_What needs to be done_
Examine each line of the data. Copy those that contain the string "salary".

_Provided records_
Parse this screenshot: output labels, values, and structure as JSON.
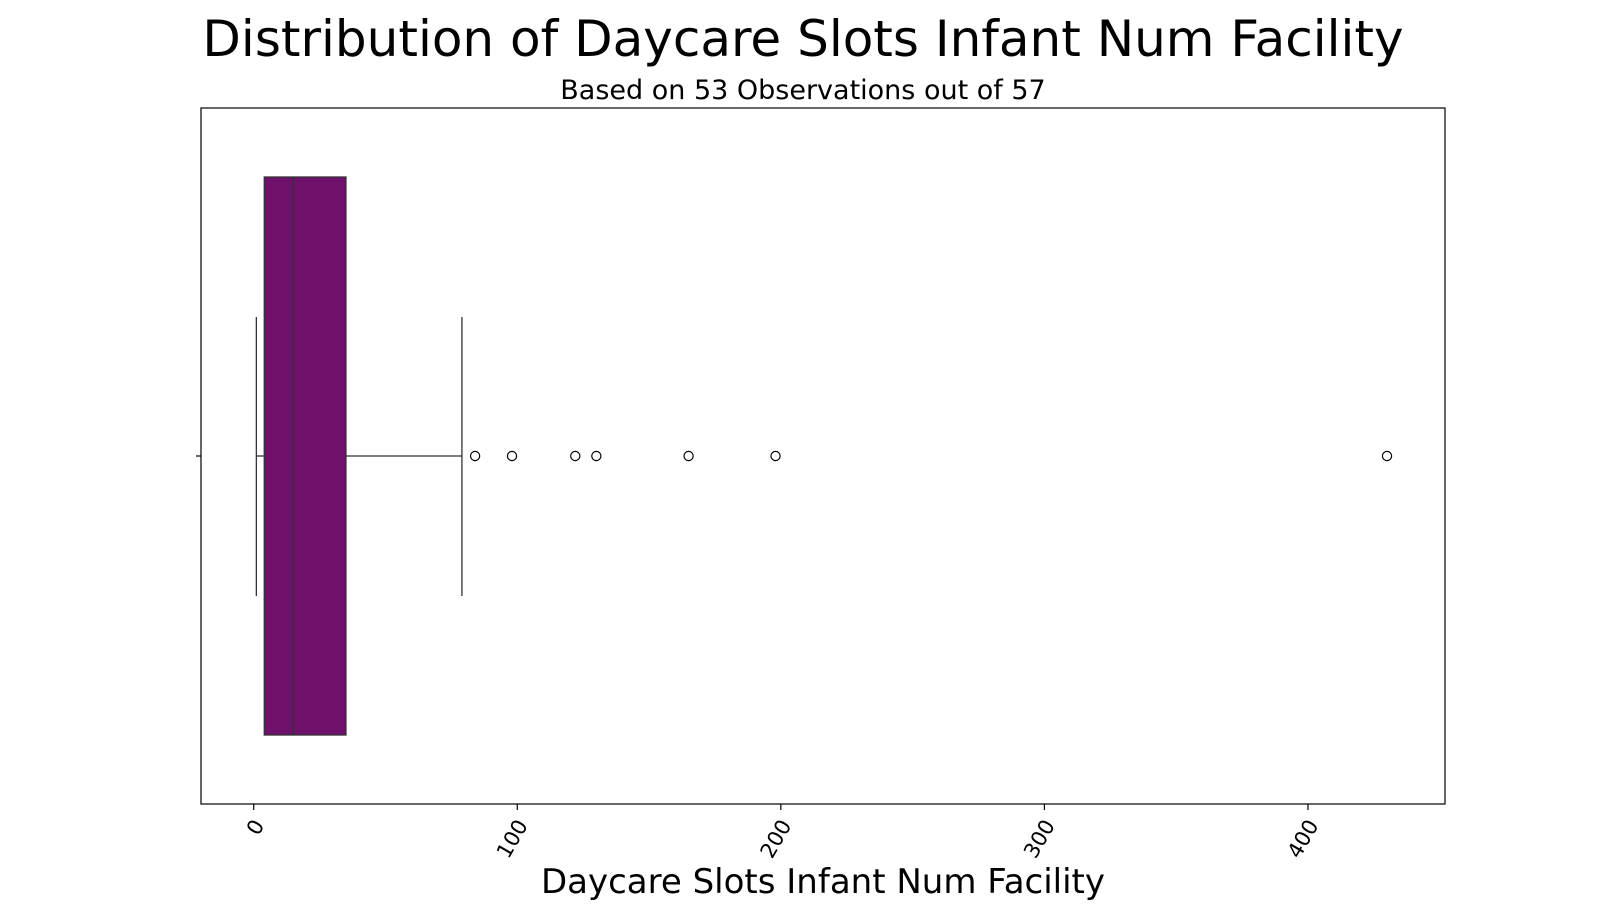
{
  "chart_data": {
    "type": "box",
    "orientation": "horizontal",
    "title": "Distribution of Daycare Slots Infant Num Facility",
    "subtitle": "Based on 53 Observations out of 57",
    "xlabel": "Daycare Slots Infant Num Facility",
    "ylabel": "",
    "xlim": [
      -20,
      452
    ],
    "xticks": [
      0,
      100,
      200,
      300,
      400
    ],
    "tick_labels": [
      "0",
      "100",
      "200",
      "300",
      "400"
    ],
    "tick_label_rotation_deg": 60,
    "grid": false,
    "legend": "none",
    "box": {
      "whisker_low": 1,
      "q1": 4,
      "median": 15,
      "q3": 35,
      "whisker_high": 79
    },
    "outliers": [
      84,
      98,
      122,
      130,
      165,
      198,
      430
    ],
    "colors": {
      "box_fill": "#6f116a",
      "line": "#333333",
      "outlier_face": "#ffffff",
      "outlier_edge": "#000000"
    }
  }
}
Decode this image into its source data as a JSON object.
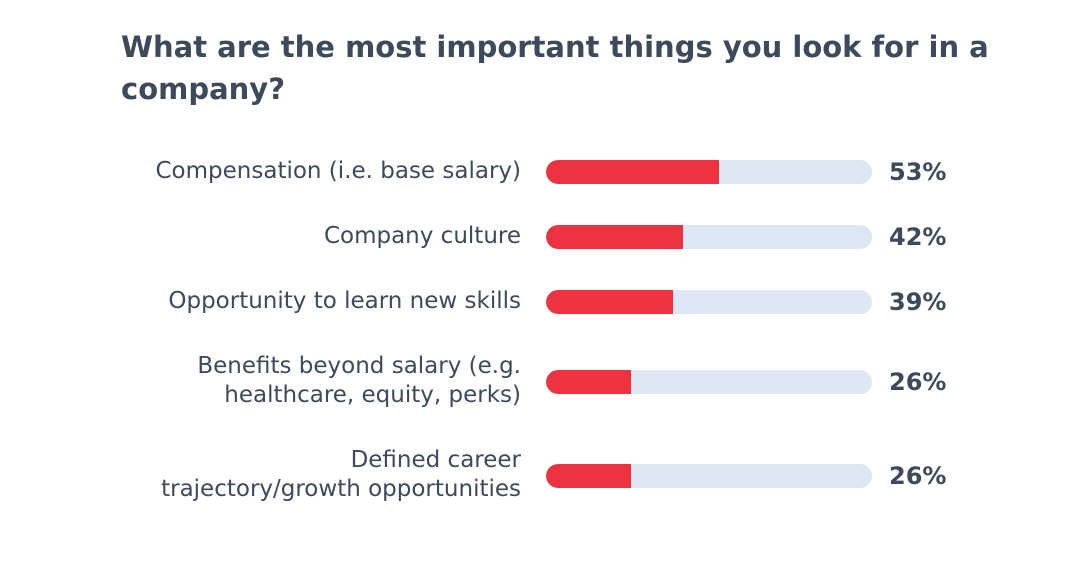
{
  "chart_data": {
    "type": "bar",
    "orientation": "horizontal",
    "title": "What are the most important things you look for in a company?",
    "categories": [
      [
        "Compensation (i.e. base salary)"
      ],
      [
        "Company culture"
      ],
      [
        "Opportunity to learn new skills"
      ],
      [
        "Benefits beyond salary (e.g.",
        "healthcare, equity, perks)"
      ],
      [
        "Defined career",
        "trajectory/growth opportunities"
      ]
    ],
    "values": [
      53,
      42,
      39,
      26,
      26
    ],
    "value_labels": [
      "53%",
      "42%",
      "39%",
      "26%",
      "26%"
    ],
    "xlim": [
      0,
      100
    ],
    "grid": false,
    "colors": {
      "fill": "#ee3340",
      "track": "#dde6f3",
      "text": "#3d4a5c"
    }
  }
}
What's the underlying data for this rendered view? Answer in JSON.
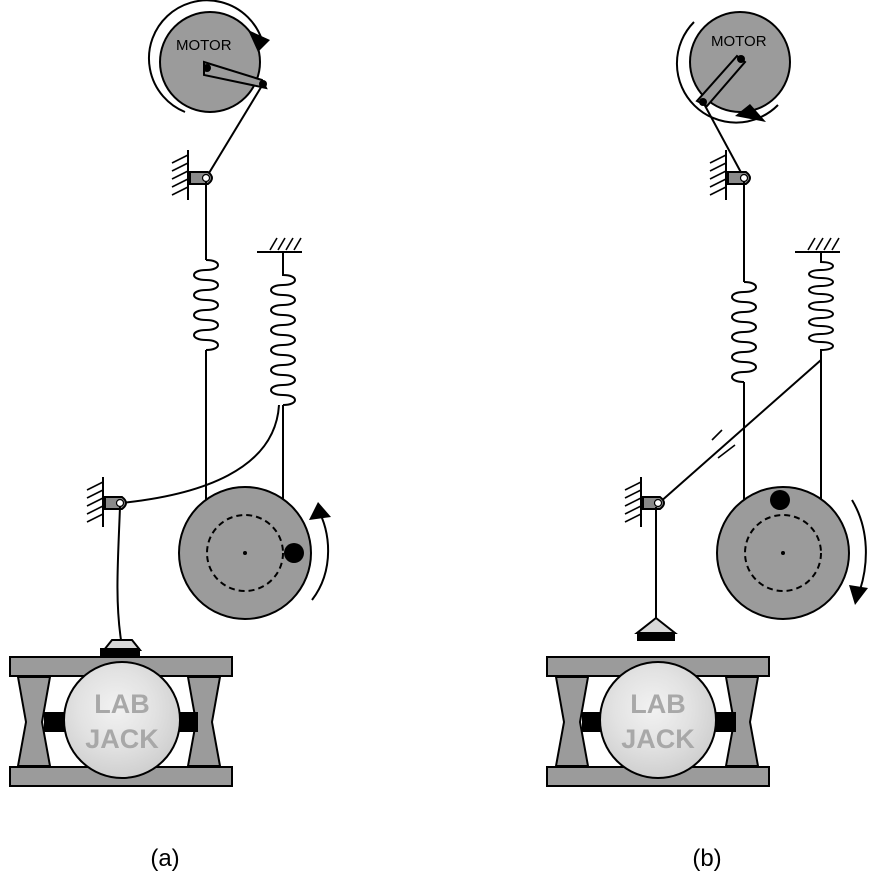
{
  "panels": [
    {
      "caption": "(a)",
      "motor_label": "MOTOR",
      "jack_label_line1": "LAB",
      "jack_label_line2": "JACK"
    },
    {
      "caption": "(b)",
      "motor_label": "MOTOR",
      "jack_label_line1": "LAB",
      "jack_label_line2": "JACK"
    }
  ],
  "colors": {
    "fill_gray": "#9b9b9b",
    "light_gray": "#c4c4c4",
    "marble": "#dcdcdc",
    "stroke": "#000000"
  }
}
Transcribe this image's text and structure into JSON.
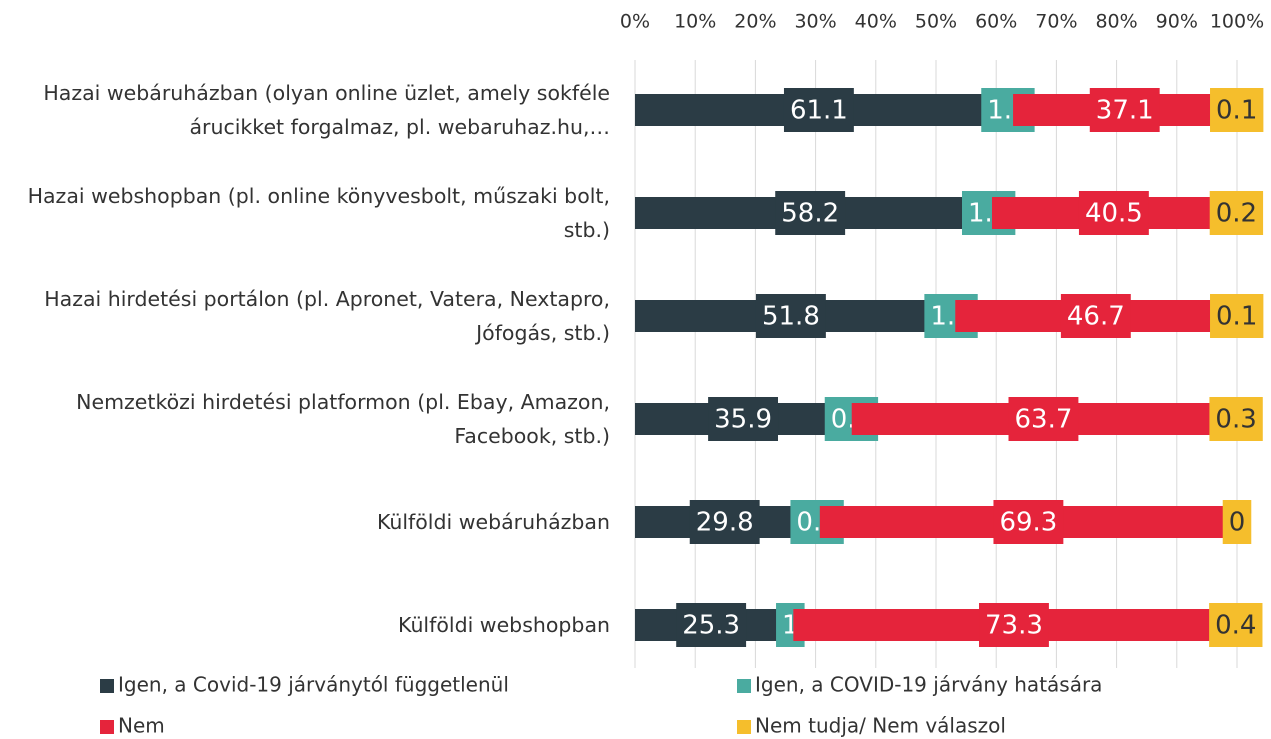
{
  "chart_data": {
    "type": "stacked-bar-horizontal",
    "categories": [
      "Hazai webáruházban (olyan online üzlet, amely sokféle árucikket forgalmaz, pl. webaruhaz.hu,…",
      "Hazai webshopban (pl. online könyvesbolt, műszaki bolt, stb.)",
      "Hazai hirdetési portálon (pl. Apronet, Vatera, Nextapro, Jófogás, stb.)",
      "Nemzetközi hirdetési platformon (pl. Ebay, Amazon, Facebook, stb.)",
      "Külföldi webáruházban",
      "Külföldi webshopban"
    ],
    "series": [
      {
        "name": "Igen, a Covid-19 járványtól függetlenül",
        "color": "#2b3c45",
        "values": [
          61.1,
          58.2,
          51.8,
          35.9,
          29.8,
          25.3
        ]
      },
      {
        "name": "Igen, a COVID-19 járvány hatására",
        "color": "#4aaba0",
        "values": [
          1.7,
          1.1,
          1.4,
          0.1,
          0.9,
          1
        ]
      },
      {
        "name": "Nem",
        "color": "#e5243b",
        "values": [
          37.1,
          40.5,
          46.7,
          63.7,
          69.3,
          73.3
        ]
      },
      {
        "name": "Nem tudja/ Nem válaszol",
        "color": "#f5be2c",
        "values": [
          0.1,
          0.2,
          0.1,
          0.3,
          0,
          0.4
        ]
      }
    ],
    "xlim": [
      0,
      100
    ],
    "xticks": [
      {
        "value": 0,
        "label": "0%"
      },
      {
        "value": 10,
        "label": "10%"
      },
      {
        "value": 20,
        "label": "20%"
      },
      {
        "value": 30,
        "label": "30%"
      },
      {
        "value": 40,
        "label": "40%"
      },
      {
        "value": 50,
        "label": "50%"
      },
      {
        "value": 60,
        "label": "60%"
      },
      {
        "value": 70,
        "label": "70%"
      },
      {
        "value": 80,
        "label": "80%"
      },
      {
        "value": 90,
        "label": "90%"
      },
      {
        "value": 100,
        "label": "100%"
      }
    ],
    "grid": true
  }
}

_Task response_
        "Compensation (i.e. base salary)"
        "Benefits beyond salary (e.g.",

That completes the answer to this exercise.